> [Your objective] Within the material below, find each line bearing the word "triangle" and present it.

——————

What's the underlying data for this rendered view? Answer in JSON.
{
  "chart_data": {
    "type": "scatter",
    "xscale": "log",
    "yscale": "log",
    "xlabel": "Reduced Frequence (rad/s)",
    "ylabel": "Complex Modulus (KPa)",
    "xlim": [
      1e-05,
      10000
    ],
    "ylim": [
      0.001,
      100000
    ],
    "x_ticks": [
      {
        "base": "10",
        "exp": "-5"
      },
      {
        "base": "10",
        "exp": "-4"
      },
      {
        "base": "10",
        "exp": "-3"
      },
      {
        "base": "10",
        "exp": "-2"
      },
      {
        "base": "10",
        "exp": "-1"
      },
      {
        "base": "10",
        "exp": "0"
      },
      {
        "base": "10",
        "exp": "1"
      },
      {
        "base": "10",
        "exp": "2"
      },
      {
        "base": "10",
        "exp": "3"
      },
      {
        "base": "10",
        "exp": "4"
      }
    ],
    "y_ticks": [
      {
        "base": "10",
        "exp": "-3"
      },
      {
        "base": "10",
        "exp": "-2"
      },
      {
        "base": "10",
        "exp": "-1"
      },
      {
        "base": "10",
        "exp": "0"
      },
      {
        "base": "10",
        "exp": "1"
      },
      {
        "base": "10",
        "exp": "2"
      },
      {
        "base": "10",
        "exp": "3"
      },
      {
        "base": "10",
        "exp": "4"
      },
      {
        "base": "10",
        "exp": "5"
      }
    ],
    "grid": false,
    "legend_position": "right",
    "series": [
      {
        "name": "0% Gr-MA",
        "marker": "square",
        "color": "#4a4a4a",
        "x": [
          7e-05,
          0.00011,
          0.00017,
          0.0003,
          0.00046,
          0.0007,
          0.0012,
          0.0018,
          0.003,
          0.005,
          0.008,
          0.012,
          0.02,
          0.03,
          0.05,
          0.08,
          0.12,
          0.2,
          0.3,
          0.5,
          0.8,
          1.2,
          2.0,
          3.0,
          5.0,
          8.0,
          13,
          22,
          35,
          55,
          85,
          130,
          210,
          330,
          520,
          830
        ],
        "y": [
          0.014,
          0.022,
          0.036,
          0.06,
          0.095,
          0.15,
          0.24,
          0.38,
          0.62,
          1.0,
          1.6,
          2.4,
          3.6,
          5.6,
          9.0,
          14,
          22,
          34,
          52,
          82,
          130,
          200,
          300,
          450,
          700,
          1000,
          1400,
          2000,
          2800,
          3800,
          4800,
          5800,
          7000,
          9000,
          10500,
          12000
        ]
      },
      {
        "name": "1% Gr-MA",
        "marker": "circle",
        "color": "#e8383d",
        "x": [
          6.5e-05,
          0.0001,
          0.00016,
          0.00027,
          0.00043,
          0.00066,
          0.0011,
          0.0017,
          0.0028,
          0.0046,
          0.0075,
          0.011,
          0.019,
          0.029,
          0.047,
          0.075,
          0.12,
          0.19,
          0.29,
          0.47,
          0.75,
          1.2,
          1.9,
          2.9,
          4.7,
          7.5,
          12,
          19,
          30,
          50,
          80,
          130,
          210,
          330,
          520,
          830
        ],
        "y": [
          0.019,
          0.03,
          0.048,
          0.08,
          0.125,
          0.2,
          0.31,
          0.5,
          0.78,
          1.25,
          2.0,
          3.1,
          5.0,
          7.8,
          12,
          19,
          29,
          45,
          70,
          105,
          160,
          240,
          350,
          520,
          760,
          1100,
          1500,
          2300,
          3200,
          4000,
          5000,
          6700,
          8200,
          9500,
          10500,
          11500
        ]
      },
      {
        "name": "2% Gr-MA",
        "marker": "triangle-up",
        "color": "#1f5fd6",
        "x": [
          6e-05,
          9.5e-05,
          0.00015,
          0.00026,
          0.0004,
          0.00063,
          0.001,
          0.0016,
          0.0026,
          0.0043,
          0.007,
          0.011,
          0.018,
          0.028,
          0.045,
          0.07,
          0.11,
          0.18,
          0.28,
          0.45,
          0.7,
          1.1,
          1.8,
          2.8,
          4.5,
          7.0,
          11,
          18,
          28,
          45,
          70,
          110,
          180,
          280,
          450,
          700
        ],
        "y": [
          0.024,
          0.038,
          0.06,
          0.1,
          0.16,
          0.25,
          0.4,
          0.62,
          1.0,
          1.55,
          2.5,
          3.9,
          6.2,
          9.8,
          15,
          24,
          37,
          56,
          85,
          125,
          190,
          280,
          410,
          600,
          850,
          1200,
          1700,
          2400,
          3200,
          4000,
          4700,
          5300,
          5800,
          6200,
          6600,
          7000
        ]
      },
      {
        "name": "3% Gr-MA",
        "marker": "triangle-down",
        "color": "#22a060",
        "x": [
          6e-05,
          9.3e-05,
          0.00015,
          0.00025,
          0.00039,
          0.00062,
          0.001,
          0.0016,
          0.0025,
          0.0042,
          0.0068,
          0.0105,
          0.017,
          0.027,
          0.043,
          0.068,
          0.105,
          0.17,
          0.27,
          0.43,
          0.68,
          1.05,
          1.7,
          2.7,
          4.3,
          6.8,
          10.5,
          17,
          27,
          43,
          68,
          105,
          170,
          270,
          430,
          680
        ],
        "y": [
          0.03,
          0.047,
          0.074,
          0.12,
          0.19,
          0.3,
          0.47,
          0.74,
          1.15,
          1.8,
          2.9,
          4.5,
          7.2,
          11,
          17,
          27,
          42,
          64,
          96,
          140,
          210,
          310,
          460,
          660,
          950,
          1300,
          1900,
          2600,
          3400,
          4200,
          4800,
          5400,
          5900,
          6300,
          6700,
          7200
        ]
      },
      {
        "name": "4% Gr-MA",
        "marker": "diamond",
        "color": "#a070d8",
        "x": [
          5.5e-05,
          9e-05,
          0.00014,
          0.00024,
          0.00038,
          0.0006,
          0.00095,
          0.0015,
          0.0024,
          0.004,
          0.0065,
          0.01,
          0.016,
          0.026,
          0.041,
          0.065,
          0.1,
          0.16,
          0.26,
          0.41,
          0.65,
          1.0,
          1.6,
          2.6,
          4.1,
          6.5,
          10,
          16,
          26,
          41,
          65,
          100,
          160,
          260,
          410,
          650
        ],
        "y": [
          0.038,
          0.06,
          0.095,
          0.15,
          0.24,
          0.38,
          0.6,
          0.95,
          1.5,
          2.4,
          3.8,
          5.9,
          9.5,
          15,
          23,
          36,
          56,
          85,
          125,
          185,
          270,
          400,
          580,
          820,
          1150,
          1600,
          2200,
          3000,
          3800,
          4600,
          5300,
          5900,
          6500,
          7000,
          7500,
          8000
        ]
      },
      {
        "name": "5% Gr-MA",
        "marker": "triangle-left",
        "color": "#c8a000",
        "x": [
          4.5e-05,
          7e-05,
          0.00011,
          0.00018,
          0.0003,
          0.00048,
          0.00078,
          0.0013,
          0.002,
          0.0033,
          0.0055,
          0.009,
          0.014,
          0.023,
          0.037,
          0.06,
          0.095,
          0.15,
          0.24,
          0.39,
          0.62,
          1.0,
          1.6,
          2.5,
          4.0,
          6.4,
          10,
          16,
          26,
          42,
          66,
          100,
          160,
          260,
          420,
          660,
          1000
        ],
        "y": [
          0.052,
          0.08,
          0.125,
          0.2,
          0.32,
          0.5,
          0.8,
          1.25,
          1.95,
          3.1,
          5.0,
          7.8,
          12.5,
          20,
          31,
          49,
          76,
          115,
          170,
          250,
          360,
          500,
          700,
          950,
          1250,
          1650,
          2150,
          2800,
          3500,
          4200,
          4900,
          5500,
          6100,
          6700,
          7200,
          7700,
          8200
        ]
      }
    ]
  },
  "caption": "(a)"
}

——————

> [Solution below]
        "marker": "triangle-up",
        "marker": "triangle-down",
        "marker": "triangle-left",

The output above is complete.